Filter the records below down to lines containing "Aggregate".

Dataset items
=-=-=

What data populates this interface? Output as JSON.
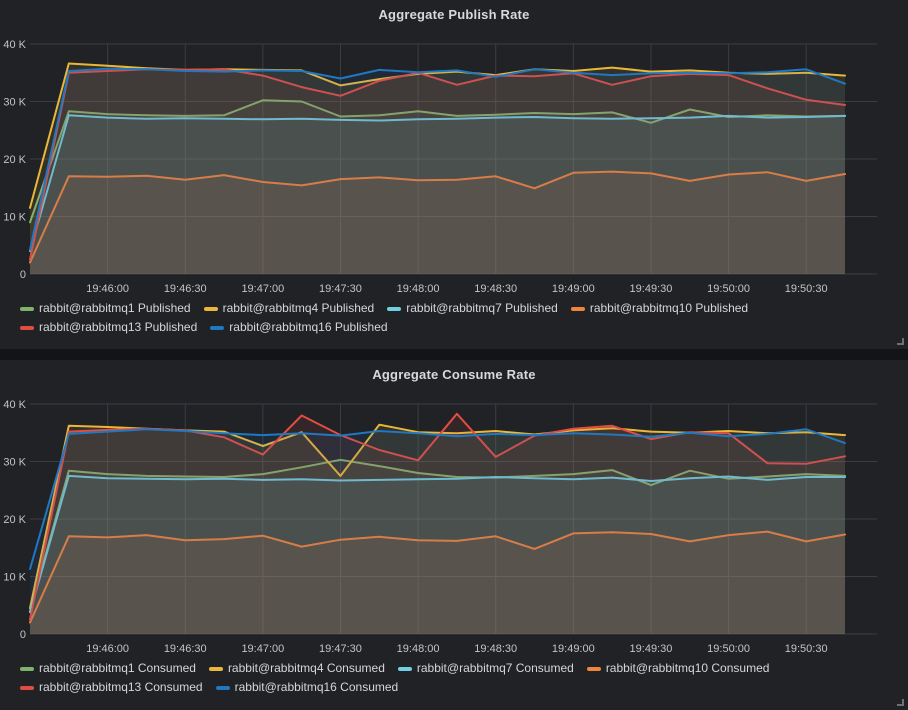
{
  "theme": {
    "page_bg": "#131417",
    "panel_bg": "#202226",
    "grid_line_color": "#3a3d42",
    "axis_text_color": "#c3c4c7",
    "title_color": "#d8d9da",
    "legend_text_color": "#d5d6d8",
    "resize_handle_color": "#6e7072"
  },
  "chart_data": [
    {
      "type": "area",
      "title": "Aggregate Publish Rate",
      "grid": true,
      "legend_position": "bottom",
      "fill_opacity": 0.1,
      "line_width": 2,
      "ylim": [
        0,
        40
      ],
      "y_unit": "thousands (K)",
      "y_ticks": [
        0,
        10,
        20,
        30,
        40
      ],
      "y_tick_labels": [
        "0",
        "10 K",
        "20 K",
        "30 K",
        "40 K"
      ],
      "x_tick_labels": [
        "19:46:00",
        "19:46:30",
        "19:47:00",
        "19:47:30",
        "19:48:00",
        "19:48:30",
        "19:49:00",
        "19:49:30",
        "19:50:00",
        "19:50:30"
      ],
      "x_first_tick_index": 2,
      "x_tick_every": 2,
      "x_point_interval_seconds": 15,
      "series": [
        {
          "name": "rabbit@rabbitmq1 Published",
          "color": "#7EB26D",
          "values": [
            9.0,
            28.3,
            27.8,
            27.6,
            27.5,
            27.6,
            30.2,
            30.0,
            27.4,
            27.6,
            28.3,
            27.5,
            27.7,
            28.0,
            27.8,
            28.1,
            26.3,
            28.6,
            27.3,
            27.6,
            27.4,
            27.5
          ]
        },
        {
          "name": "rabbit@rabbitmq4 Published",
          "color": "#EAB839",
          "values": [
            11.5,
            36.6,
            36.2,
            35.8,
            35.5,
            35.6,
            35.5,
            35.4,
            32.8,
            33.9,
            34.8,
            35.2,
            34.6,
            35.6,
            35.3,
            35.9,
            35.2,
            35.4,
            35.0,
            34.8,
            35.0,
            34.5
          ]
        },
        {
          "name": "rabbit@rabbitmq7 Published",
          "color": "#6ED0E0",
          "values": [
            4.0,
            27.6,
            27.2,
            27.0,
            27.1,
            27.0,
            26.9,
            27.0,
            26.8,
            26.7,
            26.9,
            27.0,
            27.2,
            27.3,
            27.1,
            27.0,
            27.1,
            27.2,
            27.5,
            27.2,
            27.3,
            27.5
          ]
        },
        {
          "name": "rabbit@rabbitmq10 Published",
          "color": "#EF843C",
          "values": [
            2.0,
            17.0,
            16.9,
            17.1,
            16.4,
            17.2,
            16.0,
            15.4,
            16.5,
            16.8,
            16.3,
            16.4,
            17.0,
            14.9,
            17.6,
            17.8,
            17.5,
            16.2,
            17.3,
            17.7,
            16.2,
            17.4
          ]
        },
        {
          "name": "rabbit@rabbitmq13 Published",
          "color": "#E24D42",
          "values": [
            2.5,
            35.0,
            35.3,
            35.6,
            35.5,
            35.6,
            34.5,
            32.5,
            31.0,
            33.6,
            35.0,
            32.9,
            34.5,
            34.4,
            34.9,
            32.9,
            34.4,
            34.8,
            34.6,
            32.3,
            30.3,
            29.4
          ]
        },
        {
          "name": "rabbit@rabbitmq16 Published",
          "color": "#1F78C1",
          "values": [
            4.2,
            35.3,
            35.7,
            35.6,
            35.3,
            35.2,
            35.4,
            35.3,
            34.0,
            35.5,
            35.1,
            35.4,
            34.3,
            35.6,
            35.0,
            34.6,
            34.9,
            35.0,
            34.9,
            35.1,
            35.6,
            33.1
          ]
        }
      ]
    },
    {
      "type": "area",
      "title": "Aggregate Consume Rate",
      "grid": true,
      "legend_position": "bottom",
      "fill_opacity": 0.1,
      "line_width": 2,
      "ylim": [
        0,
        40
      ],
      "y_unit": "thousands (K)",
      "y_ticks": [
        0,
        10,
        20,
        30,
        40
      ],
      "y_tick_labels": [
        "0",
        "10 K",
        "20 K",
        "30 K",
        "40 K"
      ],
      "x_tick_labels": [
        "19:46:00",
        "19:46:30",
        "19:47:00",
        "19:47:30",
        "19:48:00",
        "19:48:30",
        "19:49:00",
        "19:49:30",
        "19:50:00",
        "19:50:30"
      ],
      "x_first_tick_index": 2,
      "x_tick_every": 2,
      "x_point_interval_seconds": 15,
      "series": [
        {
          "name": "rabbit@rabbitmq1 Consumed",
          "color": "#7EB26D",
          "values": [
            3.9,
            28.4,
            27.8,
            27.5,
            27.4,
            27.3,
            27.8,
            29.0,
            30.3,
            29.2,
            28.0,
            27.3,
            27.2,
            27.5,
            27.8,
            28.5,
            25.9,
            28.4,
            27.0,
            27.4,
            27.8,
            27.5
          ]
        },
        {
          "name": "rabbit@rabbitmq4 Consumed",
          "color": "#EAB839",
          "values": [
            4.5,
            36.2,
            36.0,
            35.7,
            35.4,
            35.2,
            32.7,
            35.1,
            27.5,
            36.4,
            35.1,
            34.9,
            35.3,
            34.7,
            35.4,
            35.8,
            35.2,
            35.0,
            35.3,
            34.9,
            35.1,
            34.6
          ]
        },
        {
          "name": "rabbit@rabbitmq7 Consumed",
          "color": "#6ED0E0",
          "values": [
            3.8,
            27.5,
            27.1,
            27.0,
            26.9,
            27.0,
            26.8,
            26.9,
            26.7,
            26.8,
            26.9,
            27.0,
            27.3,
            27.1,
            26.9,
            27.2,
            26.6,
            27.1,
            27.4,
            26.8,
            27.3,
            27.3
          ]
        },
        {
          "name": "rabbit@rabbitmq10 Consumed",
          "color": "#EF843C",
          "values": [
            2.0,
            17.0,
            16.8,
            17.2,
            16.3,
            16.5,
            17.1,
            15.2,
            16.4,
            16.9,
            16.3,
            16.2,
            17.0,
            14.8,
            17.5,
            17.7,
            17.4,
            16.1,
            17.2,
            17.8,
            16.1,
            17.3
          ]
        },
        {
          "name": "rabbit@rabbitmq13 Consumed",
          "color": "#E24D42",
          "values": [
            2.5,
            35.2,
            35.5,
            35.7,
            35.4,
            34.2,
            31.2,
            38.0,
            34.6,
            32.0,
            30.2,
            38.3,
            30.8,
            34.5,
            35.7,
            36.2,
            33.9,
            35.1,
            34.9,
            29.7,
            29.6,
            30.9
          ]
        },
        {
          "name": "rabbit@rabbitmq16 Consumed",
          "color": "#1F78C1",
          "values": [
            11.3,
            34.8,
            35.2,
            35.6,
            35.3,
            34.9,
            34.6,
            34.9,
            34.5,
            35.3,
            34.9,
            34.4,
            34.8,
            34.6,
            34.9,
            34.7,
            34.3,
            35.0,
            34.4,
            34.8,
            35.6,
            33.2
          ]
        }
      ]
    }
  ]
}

=-=-=

Solution to the problem ::
      "title": "Aggregate Publish Rate",
      "title": "Aggregate Consume Rate",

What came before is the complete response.